-- START OF Input records --
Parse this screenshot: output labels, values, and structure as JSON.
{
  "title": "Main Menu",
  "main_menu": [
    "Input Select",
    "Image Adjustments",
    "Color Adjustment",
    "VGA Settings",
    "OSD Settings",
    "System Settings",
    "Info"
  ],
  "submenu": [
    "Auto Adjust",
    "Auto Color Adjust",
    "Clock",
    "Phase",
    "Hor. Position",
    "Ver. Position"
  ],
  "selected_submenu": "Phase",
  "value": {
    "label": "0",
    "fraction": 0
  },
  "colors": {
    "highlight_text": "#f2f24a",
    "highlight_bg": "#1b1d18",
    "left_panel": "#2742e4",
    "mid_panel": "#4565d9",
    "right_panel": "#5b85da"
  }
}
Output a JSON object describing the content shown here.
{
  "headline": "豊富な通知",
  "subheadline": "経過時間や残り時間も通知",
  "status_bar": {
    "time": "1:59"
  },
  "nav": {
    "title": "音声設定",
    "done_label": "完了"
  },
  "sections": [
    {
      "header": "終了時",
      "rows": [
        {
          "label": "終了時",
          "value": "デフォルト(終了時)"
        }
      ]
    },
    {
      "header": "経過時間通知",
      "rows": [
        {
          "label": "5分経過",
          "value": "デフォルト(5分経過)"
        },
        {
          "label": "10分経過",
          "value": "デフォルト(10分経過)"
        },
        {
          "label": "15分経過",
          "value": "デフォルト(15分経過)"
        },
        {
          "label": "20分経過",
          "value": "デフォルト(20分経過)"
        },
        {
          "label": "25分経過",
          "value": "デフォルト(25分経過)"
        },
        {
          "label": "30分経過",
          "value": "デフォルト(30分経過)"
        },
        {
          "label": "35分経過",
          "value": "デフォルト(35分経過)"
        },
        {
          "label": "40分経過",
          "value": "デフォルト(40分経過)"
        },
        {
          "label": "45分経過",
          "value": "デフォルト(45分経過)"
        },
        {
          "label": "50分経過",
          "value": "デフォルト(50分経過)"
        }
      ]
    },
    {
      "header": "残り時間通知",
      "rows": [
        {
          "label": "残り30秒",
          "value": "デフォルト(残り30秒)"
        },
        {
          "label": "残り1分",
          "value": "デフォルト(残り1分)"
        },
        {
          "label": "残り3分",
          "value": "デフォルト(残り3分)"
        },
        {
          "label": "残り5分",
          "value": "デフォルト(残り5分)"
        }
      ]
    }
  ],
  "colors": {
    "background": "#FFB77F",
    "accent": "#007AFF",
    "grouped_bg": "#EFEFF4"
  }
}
-- END OF Input records --
◆ **Exercise**: Retype the material in full. Each word must match.

◆ **Answer**:
Parse this screenshot: output labels, values, and structure as JSON.
{
  "title": "Main Menu",
  "main_menu": [
    "Input Select",
    "Image Adjustments",
    "Color Adjustment",
    "VGA Settings",
    "OSD Settings",
    "System Settings",
    "Info"
  ],
  "submenu": [
    "Auto Adjust",
    "Auto Color Adjust",
    "Clock",
    "Phase",
    "Hor. Position",
    "Ver. Position"
  ],
  "selected_submenu": "Phase",
  "value": {
    "label": "0",
    "fraction": 0
  },
  "colors": {
    "highlight_text": "#f2f24a",
    "highlight_bg": "#1b1d18",
    "left_panel": "#2742e4",
    "mid_panel": "#4565d9",
    "right_panel": "#5b85da"
  }
}
Output a JSON object describing the content shown here.
{
  "headline": "豊富な通知",
  "subheadline": "経過時間や残り時間も通知",
  "status_bar": {
    "time": "1:59"
  },
  "nav": {
    "title": "音声設定",
    "done_label": "完了"
  },
  "sections": [
    {
      "header": "終了時",
      "rows": [
        {
          "label": "終了時",
          "value": "デフォルト(終了時)"
        }
      ]
    },
    {
      "header": "経過時間通知",
      "rows": [
        {
          "label": "5分経過",
          "value": "デフォルト(5分経過)"
        },
        {
          "label": "10分経過",
          "value": "デフォルト(10分経過)"
        },
        {
          "label": "15分経過",
          "value": "デフォルト(15分経過)"
        },
        {
          "label": "20分経過",
          "value": "デフォルト(20分経過)"
        },
        {
          "label": "25分経過",
          "value": "デフォルト(25分経過)"
        },
        {
          "label": "30分経過",
          "value": "デフォルト(30分経過)"
        },
        {
          "label": "35分経過",
          "value": "デフォルト(35分経過)"
        },
        {
          "label": "40分経過",
          "value": "デフォルト(40分経過)"
        },
        {
          "label": "45分経過",
          "value": "デフォルト(45分経過)"
        },
        {
          "label": "50分経過",
          "value": "デフォルト(50分経過)"
        }
      ]
    },
    {
      "header": "残り時間通知",
      "rows": [
        {
          "label": "残り30秒",
          "value": "デフォルト(残り30秒)"
        },
        {
          "label": "残り1分",
          "value": "デフォルト(残り1分)"
        },
        {
          "label": "残り3分",
          "value": "デフォルト(残り3分)"
        },
        {
          "label": "残り5分",
          "value": "デフォルト(残り5分)"
        }
      ]
    }
  ],
  "colors": {
    "background": "#FFB77F",
    "accent": "#007AFF",
    "grouped_bg": "#EFEFF4"
  }
}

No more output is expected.